● **DIRECTION**
Print the listing below exactly.

● **RECORDS SHOWN**
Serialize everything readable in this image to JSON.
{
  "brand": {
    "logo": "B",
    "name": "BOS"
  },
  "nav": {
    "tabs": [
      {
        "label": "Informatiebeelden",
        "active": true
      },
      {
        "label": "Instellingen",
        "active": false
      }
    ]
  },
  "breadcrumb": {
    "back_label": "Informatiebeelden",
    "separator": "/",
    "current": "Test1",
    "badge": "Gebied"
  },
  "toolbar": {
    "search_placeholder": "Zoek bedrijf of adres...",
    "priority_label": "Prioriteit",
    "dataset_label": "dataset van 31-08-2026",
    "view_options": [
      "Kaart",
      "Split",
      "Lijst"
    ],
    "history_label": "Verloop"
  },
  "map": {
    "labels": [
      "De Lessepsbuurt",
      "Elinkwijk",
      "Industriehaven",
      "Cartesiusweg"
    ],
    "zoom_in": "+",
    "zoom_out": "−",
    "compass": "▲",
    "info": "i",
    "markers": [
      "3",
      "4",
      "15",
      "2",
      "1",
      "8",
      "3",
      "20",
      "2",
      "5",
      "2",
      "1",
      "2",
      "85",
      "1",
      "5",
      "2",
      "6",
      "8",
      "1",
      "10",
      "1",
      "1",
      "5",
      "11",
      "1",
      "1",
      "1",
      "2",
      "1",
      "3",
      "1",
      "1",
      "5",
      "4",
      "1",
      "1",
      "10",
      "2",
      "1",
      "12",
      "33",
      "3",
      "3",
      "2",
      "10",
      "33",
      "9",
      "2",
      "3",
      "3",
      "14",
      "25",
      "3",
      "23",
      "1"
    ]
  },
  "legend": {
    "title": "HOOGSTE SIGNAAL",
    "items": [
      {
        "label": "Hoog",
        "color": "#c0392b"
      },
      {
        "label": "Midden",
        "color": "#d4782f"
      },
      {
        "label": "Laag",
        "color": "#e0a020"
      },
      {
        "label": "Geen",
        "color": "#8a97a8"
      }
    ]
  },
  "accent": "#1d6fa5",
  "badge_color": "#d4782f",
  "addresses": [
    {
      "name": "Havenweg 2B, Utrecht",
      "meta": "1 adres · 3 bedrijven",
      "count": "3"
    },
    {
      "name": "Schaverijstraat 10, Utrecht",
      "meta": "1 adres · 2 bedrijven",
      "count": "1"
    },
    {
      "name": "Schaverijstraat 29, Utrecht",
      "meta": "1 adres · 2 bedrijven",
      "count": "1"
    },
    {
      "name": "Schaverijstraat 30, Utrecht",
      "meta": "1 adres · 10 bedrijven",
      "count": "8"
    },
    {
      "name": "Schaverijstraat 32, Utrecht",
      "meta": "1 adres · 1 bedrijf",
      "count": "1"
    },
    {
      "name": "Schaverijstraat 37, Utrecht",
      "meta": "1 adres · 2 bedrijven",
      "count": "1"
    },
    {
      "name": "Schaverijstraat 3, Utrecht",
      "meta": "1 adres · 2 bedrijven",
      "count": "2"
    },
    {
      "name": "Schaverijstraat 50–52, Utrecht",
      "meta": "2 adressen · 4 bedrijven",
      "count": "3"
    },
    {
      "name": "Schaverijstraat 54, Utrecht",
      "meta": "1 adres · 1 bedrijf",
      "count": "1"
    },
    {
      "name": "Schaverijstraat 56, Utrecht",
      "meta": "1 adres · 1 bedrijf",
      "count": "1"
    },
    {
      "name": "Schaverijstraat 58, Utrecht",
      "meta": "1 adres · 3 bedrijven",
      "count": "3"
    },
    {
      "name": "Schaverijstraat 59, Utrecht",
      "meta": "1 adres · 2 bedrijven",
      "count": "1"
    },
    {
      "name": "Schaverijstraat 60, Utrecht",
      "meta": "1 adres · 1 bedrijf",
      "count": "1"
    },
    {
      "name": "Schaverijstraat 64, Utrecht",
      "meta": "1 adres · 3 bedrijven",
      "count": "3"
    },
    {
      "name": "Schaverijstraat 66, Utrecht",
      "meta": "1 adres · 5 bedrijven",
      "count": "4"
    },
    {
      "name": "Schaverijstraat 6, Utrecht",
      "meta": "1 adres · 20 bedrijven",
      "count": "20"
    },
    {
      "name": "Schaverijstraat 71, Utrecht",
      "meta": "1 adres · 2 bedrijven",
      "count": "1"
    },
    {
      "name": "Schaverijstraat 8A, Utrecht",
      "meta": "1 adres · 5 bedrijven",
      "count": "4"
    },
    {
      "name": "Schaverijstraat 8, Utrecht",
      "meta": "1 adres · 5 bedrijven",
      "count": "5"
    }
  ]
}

● **THE SOLUTION**
Serialize everything readable in this image to JSON.
{
  "brand": {
    "logo": "B",
    "name": "BOS"
  },
  "nav": {
    "tabs": [
      {
        "label": "Informatiebeelden",
        "active": true
      },
      {
        "label": "Instellingen",
        "active": false
      }
    ]
  },
  "breadcrumb": {
    "back_label": "Informatiebeelden",
    "separator": "/",
    "current": "Test1",
    "badge": "Gebied"
  },
  "toolbar": {
    "search_placeholder": "Zoek bedrijf of adres...",
    "priority_label": "Prioriteit",
    "dataset_label": "dataset van 31-08-2026",
    "view_options": [
      "Kaart",
      "Split",
      "Lijst"
    ],
    "history_label": "Verloop"
  },
  "map": {
    "labels": [
      "De Lessepsbuurt",
      "Elinkwijk",
      "Industriehaven",
      "Cartesiusweg"
    ],
    "zoom_in": "+",
    "zoom_out": "−",
    "compass": "▲",
    "info": "i",
    "markers": [
      "3",
      "4",
      "15",
      "2",
      "1",
      "8",
      "3",
      "20",
      "2",
      "5",
      "2",
      "1",
      "2",
      "85",
      "1",
      "5",
      "2",
      "6",
      "8",
      "1",
      "10",
      "1",
      "1",
      "5",
      "11",
      "1",
      "1",
      "1",
      "2",
      "1",
      "3",
      "1",
      "1",
      "5",
      "4",
      "1",
      "1",
      "10",
      "2",
      "1",
      "12",
      "33",
      "3",
      "3",
      "2",
      "10",
      "33",
      "9",
      "2",
      "3",
      "3",
      "14",
      "25",
      "3",
      "23",
      "1"
    ]
  },
  "legend": {
    "title": "HOOGSTE SIGNAAL",
    "items": [
      {
        "label": "Hoog",
        "color": "#c0392b"
      },
      {
        "label": "Midden",
        "color": "#d4782f"
      },
      {
        "label": "Laag",
        "color": "#e0a020"
      },
      {
        "label": "Geen",
        "color": "#8a97a8"
      }
    ]
  },
  "accent": "#1d6fa5",
  "badge_color": "#d4782f",
  "addresses": [
    {
      "name": "Havenweg 2B, Utrecht",
      "meta": "1 adres · 3 bedrijven",
      "count": "3"
    },
    {
      "name": "Schaverijstraat 10, Utrecht",
      "meta": "1 adres · 2 bedrijven",
      "count": "1"
    },
    {
      "name": "Schaverijstraat 29, Utrecht",
      "meta": "1 adres · 2 bedrijven",
      "count": "1"
    },
    {
      "name": "Schaverijstraat 30, Utrecht",
      "meta": "1 adres · 10 bedrijven",
      "count": "8"
    },
    {
      "name": "Schaverijstraat 32, Utrecht",
      "meta": "1 adres · 1 bedrijf",
      "count": "1"
    },
    {
      "name": "Schaverijstraat 37, Utrecht",
      "meta": "1 adres · 2 bedrijven",
      "count": "1"
    },
    {
      "name": "Schaverijstraat 3, Utrecht",
      "meta": "1 adres · 2 bedrijven",
      "count": "2"
    },
    {
      "name": "Schaverijstraat 50–52, Utrecht",
      "meta": "2 adressen · 4 bedrijven",
      "count": "3"
    },
    {
      "name": "Schaverijstraat 54, Utrecht",
      "meta": "1 adres · 1 bedrijf",
      "count": "1"
    },
    {
      "name": "Schaverijstraat 56, Utrecht",
      "meta": "1 adres · 1 bedrijf",
      "count": "1"
    },
    {
      "name": "Schaverijstraat 58, Utrecht",
      "meta": "1 adres · 3 bedrijven",
      "count": "3"
    },
    {
      "name": "Schaverijstraat 59, Utrecht",
      "meta": "1 adres · 2 bedrijven",
      "count": "1"
    },
    {
      "name": "Schaverijstraat 60, Utrecht",
      "meta": "1 adres · 1 bedrijf",
      "count": "1"
    },
    {
      "name": "Schaverijstraat 64, Utrecht",
      "meta": "1 adres · 3 bedrijven",
      "count": "3"
    },
    {
      "name": "Schaverijstraat 66, Utrecht",
      "meta": "1 adres · 5 bedrijven",
      "count": "4"
    },
    {
      "name": "Schaverijstraat 6, Utrecht",
      "meta": "1 adres · 20 bedrijven",
      "count": "20"
    },
    {
      "name": "Schaverijstraat 71, Utrecht",
      "meta": "1 adres · 2 bedrijven",
      "count": "1"
    },
    {
      "name": "Schaverijstraat 8A, Utrecht",
      "meta": "1 adres · 5 bedrijven",
      "count": "4"
    },
    {
      "name": "Schaverijstraat 8, Utrecht",
      "meta": "1 adres · 5 bedrijven",
      "count": "5"
    }
  ]
}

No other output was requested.